-- TASK DESCRIPTION --
Output every line of the data exactly as it appears.

Data entries:
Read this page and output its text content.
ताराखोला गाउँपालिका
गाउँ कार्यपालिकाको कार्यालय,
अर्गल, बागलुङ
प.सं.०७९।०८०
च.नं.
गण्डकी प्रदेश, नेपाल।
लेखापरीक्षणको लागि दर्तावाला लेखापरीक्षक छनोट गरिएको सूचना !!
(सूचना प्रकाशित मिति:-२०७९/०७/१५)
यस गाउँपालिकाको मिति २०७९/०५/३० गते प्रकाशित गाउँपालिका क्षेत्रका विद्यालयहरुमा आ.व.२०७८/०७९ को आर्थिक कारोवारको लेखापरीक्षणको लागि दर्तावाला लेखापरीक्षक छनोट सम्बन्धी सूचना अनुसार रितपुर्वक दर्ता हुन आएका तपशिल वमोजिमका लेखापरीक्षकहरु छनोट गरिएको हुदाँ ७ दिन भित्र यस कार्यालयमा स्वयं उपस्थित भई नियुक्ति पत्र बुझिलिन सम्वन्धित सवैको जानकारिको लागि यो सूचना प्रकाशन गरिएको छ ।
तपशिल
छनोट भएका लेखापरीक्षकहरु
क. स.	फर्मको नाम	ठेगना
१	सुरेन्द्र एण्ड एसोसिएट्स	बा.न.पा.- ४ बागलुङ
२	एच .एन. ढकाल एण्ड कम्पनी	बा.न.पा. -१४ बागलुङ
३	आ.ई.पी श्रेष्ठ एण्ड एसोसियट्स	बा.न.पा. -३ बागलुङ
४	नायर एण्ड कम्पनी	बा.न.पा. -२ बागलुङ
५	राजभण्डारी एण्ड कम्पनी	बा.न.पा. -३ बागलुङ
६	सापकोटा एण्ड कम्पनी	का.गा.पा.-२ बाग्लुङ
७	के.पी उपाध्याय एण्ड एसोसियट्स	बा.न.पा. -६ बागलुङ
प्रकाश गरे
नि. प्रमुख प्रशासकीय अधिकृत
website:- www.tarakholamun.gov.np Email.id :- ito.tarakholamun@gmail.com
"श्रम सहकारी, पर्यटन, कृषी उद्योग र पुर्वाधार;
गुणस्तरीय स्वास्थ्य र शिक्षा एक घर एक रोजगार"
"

-- RESPONSE TO THE TASK --
Read this page and output its text content.
ताराखोला गाउँपालिका
गाउँ कार्यपालिकाको कार्यालय,
अर्गल, बागलुङ
प.सं.०७९।०८०
च.नं.
गण्डकी प्रदेश, नेपाल।
लेखापरीक्षणको लागि दर्तावाला लेखापरीक्षक छनोट गरिएको सूचना !!
(सूचना प्रकाशित मिति:-२०७९/०७/१५)
यस गाउँपालिकाको मिति २०७९/०५/३० गते प्रकाशित गाउँपालिका क्षेत्रका विद्यालयहरुमा आ.व.२०७८/०७९ को आर्थिक कारोवारको लेखापरीक्षणको लागि दर्तावाला लेखापरीक्षक छनोट सम्बन्धी सूचना अनुसार रितपुर्वक दर्ता हुन आएका तपशिल वमोजिमका लेखापरीक्षकहरु छनोट गरिएको हुदाँ ७ दिन भित्र यस कार्यालयमा स्वयं उपस्थित भई नियुक्ति पत्र बुझिलिन सम्वन्धित सवैको जानकारिको लागि यो सूचना प्रकाशन गरिएको छ ।
तपशिल
छनोट भएका लेखापरीक्षकहरु
क. स.	फर्मको नाम	ठेगना
१	सुरेन्द्र एण्ड एसोसिएट्स	बा.न.पा.- ४ बागलुङ
२	एच .एन. ढकाल एण्ड कम्पनी	बा.न.पा. -१४ बागलुङ
३	आ.ई.पी श्रेष्ठ एण्ड एसोसियट्स	बा.न.पा. -३ बागलुङ
४	नायर एण्ड कम्पनी	बा.न.पा. -२ बागलुङ
५	राजभण्डारी एण्ड कम्पनी	बा.न.पा. -३ बागलुङ
६	सापकोटा एण्ड कम्पनी	का.गा.पा.-२ बाग्लुङ
७	के.पी उपाध्याय एण्ड एसोसियट्स	बा.न.पा. -६ बागलुङ
प्रकाश गरे
नि. प्रमुख प्रशासकीय अधिकृत
website:- www.tarakholamun.gov.np Email.id :- ito.tarakholamun@gmail.com
"श्रम सहकारी, पर्यटन, कृषी उद्योग र पुर्वाधार;
गुणस्तरीय स्वास्थ्य र शिक्षा एक घर एक रोजगार"
"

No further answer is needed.